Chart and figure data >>
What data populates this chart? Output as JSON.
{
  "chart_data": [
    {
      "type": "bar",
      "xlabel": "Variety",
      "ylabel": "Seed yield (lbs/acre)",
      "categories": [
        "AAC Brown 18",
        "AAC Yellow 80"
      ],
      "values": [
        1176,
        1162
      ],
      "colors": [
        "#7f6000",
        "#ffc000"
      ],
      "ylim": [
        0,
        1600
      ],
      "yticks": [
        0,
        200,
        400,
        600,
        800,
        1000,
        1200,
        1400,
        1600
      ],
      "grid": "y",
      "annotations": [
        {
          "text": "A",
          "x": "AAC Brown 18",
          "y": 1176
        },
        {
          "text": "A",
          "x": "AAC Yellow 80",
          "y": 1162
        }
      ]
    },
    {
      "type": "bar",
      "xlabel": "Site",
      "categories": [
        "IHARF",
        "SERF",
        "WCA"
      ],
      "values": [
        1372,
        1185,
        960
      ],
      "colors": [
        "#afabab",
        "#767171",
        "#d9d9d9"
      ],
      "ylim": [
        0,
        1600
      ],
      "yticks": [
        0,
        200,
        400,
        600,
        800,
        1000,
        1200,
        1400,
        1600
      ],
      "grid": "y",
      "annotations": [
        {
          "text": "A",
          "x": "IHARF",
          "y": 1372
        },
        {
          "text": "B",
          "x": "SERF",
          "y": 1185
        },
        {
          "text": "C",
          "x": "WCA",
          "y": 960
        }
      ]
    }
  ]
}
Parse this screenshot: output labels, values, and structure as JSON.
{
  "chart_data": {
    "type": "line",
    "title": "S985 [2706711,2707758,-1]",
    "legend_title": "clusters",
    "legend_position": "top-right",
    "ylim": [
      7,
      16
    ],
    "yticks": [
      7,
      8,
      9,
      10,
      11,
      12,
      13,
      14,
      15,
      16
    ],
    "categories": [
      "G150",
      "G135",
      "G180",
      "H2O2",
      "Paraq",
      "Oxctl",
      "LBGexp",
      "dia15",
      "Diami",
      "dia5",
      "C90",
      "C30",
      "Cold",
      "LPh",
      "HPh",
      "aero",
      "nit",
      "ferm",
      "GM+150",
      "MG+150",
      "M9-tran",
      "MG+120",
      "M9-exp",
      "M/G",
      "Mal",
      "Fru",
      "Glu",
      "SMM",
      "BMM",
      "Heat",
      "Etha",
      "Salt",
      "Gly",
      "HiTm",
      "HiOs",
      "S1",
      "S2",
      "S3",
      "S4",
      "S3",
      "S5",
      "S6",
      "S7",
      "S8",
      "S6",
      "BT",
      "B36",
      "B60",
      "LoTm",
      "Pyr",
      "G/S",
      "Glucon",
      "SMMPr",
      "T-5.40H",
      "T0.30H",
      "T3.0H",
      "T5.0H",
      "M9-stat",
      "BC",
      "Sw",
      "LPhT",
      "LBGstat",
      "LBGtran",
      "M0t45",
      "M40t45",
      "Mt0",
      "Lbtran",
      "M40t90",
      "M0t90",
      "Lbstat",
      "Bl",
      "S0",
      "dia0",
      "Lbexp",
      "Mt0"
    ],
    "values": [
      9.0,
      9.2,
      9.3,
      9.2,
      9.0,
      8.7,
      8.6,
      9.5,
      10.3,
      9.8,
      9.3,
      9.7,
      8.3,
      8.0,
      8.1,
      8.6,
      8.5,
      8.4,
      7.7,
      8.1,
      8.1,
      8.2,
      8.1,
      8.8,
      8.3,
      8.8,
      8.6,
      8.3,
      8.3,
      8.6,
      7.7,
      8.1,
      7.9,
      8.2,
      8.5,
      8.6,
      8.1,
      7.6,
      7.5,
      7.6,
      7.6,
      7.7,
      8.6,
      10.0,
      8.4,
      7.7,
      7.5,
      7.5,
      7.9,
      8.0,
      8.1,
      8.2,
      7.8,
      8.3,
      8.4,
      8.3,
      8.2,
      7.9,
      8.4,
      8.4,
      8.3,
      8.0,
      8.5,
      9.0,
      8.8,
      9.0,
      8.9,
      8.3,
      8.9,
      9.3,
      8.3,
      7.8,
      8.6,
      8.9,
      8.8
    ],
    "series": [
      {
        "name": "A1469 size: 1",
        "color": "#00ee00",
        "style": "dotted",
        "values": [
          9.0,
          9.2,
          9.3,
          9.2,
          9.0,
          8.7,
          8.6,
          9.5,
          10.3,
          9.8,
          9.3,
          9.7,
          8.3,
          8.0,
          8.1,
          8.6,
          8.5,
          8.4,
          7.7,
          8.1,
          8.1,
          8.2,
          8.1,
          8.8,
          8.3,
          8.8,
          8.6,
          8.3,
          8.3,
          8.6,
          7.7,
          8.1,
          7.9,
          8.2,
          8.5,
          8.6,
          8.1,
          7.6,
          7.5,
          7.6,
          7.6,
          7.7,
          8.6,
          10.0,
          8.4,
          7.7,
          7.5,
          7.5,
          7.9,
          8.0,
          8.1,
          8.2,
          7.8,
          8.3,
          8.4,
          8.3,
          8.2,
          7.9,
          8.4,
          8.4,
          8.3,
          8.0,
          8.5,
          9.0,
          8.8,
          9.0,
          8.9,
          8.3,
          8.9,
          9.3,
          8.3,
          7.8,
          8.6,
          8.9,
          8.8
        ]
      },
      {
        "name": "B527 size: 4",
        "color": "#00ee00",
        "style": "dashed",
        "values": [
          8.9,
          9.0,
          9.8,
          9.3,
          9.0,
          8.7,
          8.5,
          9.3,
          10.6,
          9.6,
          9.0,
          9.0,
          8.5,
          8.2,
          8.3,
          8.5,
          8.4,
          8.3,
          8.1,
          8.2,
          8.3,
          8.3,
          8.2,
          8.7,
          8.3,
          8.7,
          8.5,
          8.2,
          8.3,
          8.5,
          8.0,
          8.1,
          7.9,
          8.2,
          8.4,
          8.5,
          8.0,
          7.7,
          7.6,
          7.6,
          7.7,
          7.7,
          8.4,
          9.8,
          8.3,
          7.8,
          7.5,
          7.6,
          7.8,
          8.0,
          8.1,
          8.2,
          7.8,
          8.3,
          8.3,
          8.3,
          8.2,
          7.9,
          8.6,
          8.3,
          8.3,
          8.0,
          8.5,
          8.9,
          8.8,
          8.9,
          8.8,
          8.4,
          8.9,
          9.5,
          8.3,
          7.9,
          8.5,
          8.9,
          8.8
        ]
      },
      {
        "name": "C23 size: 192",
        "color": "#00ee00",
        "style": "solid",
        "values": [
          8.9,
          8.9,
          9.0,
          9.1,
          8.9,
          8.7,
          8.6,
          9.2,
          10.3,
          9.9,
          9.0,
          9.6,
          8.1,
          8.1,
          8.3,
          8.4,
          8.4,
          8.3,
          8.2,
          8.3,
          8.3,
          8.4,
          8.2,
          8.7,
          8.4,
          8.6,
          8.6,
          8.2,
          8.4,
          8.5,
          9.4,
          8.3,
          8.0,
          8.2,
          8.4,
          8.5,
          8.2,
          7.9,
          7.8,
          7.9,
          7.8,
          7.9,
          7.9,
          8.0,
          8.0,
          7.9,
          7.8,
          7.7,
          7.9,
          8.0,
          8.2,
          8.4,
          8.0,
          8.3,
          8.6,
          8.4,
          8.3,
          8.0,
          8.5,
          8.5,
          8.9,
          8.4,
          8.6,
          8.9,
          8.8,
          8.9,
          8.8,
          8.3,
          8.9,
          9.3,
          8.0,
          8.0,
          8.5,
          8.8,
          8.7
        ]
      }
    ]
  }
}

Exercise description >> Please output the complete data exactly.

Result for this exercise >>
What data populates this chart? Output as JSON.
{
  "chart_data": [
    {
      "type": "bar",
      "xlabel": "Variety",
      "ylabel": "Seed yield (lbs/acre)",
      "categories": [
        "AAC Brown 18",
        "AAC Yellow 80"
      ],
      "values": [
        1176,
        1162
      ],
      "colors": [
        "#7f6000",
        "#ffc000"
      ],
      "ylim": [
        0,
        1600
      ],
      "yticks": [
        0,
        200,
        400,
        600,
        800,
        1000,
        1200,
        1400,
        1600
      ],
      "grid": "y",
      "annotations": [
        {
          "text": "A",
          "x": "AAC Brown 18",
          "y": 1176
        },
        {
          "text": "A",
          "x": "AAC Yellow 80",
          "y": 1162
        }
      ]
    },
    {
      "type": "bar",
      "xlabel": "Site",
      "categories": [
        "IHARF",
        "SERF",
        "WCA"
      ],
      "values": [
        1372,
        1185,
        960
      ],
      "colors": [
        "#afabab",
        "#767171",
        "#d9d9d9"
      ],
      "ylim": [
        0,
        1600
      ],
      "yticks": [
        0,
        200,
        400,
        600,
        800,
        1000,
        1200,
        1400,
        1600
      ],
      "grid": "y",
      "annotations": [
        {
          "text": "A",
          "x": "IHARF",
          "y": 1372
        },
        {
          "text": "B",
          "x": "SERF",
          "y": 1185
        },
        {
          "text": "C",
          "x": "WCA",
          "y": 960
        }
      ]
    }
  ]
}
Parse this screenshot: output labels, values, and structure as JSON.
{
  "chart_data": {
    "type": "line",
    "title": "S985 [2706711,2707758,-1]",
    "legend_title": "clusters",
    "legend_position": "top-right",
    "ylim": [
      7,
      16
    ],
    "yticks": [
      7,
      8,
      9,
      10,
      11,
      12,
      13,
      14,
      15,
      16
    ],
    "categories": [
      "G150",
      "G135",
      "G180",
      "H2O2",
      "Paraq",
      "Oxctl",
      "LBGexp",
      "dia15",
      "Diami",
      "dia5",
      "C90",
      "C30",
      "Cold",
      "LPh",
      "HPh",
      "aero",
      "nit",
      "ferm",
      "GM+150",
      "MG+150",
      "M9-tran",
      "MG+120",
      "M9-exp",
      "M/G",
      "Mal",
      "Fru",
      "Glu",
      "SMM",
      "BMM",
      "Heat",
      "Etha",
      "Salt",
      "Gly",
      "HiTm",
      "HiOs",
      "S1",
      "S2",
      "S3",
      "S4",
      "S3",
      "S5",
      "S6",
      "S7",
      "S8",
      "S6",
      "BT",
      "B36",
      "B60",
      "LoTm",
      "Pyr",
      "G/S",
      "Glucon",
      "SMMPr",
      "T-5.40H",
      "T0.30H",
      "T3.0H",
      "T5.0H",
      "M9-stat",
      "BC",
      "Sw",
      "LPhT",
      "LBGstat",
      "LBGtran",
      "M0t45",
      "M40t45",
      "Mt0",
      "Lbtran",
      "M40t90",
      "M0t90",
      "Lbstat",
      "Bl",
      "S0",
      "dia0",
      "Lbexp",
      "Mt0"
    ],
    "values": [
      9.0,
      9.2,
      9.3,
      9.2,
      9.0,
      8.7,
      8.6,
      9.5,
      10.3,
      9.8,
      9.3,
      9.7,
      8.3,
      8.0,
      8.1,
      8.6,
      8.5,
      8.4,
      7.7,
      8.1,
      8.1,
      8.2,
      8.1,
      8.8,
      8.3,
      8.8,
      8.6,
      8.3,
      8.3,
      8.6,
      7.7,
      8.1,
      7.9,
      8.2,
      8.5,
      8.6,
      8.1,
      7.6,
      7.5,
      7.6,
      7.6,
      7.7,
      8.6,
      10.0,
      8.4,
      7.7,
      7.5,
      7.5,
      7.9,
      8.0,
      8.1,
      8.2,
      7.8,
      8.3,
      8.4,
      8.3,
      8.2,
      7.9,
      8.4,
      8.4,
      8.3,
      8.0,
      8.5,
      9.0,
      8.8,
      9.0,
      8.9,
      8.3,
      8.9,
      9.3,
      8.3,
      7.8,
      8.6,
      8.9,
      8.8
    ],
    "series": [
      {
        "name": "A1469 size: 1",
        "color": "#00ee00",
        "style": "dotted",
        "values": [
          9.0,
          9.2,
          9.3,
          9.2,
          9.0,
          8.7,
          8.6,
          9.5,
          10.3,
          9.8,
          9.3,
          9.7,
          8.3,
          8.0,
          8.1,
          8.6,
          8.5,
          8.4,
          7.7,
          8.1,
          8.1,
          8.2,
          8.1,
          8.8,
          8.3,
          8.8,
          8.6,
          8.3,
          8.3,
          8.6,
          7.7,
          8.1,
          7.9,
          8.2,
          8.5,
          8.6,
          8.1,
          7.6,
          7.5,
          7.6,
          7.6,
          7.7,
          8.6,
          10.0,
          8.4,
          7.7,
          7.5,
          7.5,
          7.9,
          8.0,
          8.1,
          8.2,
          7.8,
          8.3,
          8.4,
          8.3,
          8.2,
          7.9,
          8.4,
          8.4,
          8.3,
          8.0,
          8.5,
          9.0,
          8.8,
          9.0,
          8.9,
          8.3,
          8.9,
          9.3,
          8.3,
          7.8,
          8.6,
          8.9,
          8.8
        ]
      },
      {
        "name": "B527 size: 4",
        "color": "#00ee00",
        "style": "dashed",
        "values": [
          8.9,
          9.0,
          9.8,
          9.3,
          9.0,
          8.7,
          8.5,
          9.3,
          10.6,
          9.6,
          9.0,
          9.0,
          8.5,
          8.2,
          8.3,
          8.5,
          8.4,
          8.3,
          8.1,
          8.2,
          8.3,
          8.3,
          8.2,
          8.7,
          8.3,
          8.7,
          8.5,
          8.2,
          8.3,
          8.5,
          8.0,
          8.1,
          7.9,
          8.2,
          8.4,
          8.5,
          8.0,
          7.7,
          7.6,
          7.6,
          7.7,
          7.7,
          8.4,
          9.8,
          8.3,
          7.8,
          7.5,
          7.6,
          7.8,
          8.0,
          8.1,
          8.2,
          7.8,
          8.3,
          8.3,
          8.3,
          8.2,
          7.9,
          8.6,
          8.3,
          8.3,
          8.0,
          8.5,
          8.9,
          8.8,
          8.9,
          8.8,
          8.4,
          8.9,
          9.5,
          8.3,
          7.9,
          8.5,
          8.9,
          8.8
        ]
      },
      {
        "name": "C23 size: 192",
        "color": "#00ee00",
        "style": "solid",
        "values": [
          8.9,
          8.9,
          9.0,
          9.1,
          8.9,
          8.7,
          8.6,
          9.2,
          10.3,
          9.9,
          9.0,
          9.6,
          8.1,
          8.1,
          8.3,
          8.4,
          8.4,
          8.3,
          8.2,
          8.3,
          8.3,
          8.4,
          8.2,
          8.7,
          8.4,
          8.6,
          8.6,
          8.2,
          8.4,
          8.5,
          9.4,
          8.3,
          8.0,
          8.2,
          8.4,
          8.5,
          8.2,
          7.9,
          7.8,
          7.9,
          7.8,
          7.9,
          7.9,
          8.0,
          8.0,
          7.9,
          7.8,
          7.7,
          7.9,
          8.0,
          8.2,
          8.4,
          8.0,
          8.3,
          8.6,
          8.4,
          8.3,
          8.0,
          8.5,
          8.5,
          8.9,
          8.4,
          8.6,
          8.9,
          8.8,
          8.9,
          8.8,
          8.3,
          8.9,
          9.3,
          8.0,
          8.0,
          8.5,
          8.8,
          8.7
        ]
      }
    ]
  }
}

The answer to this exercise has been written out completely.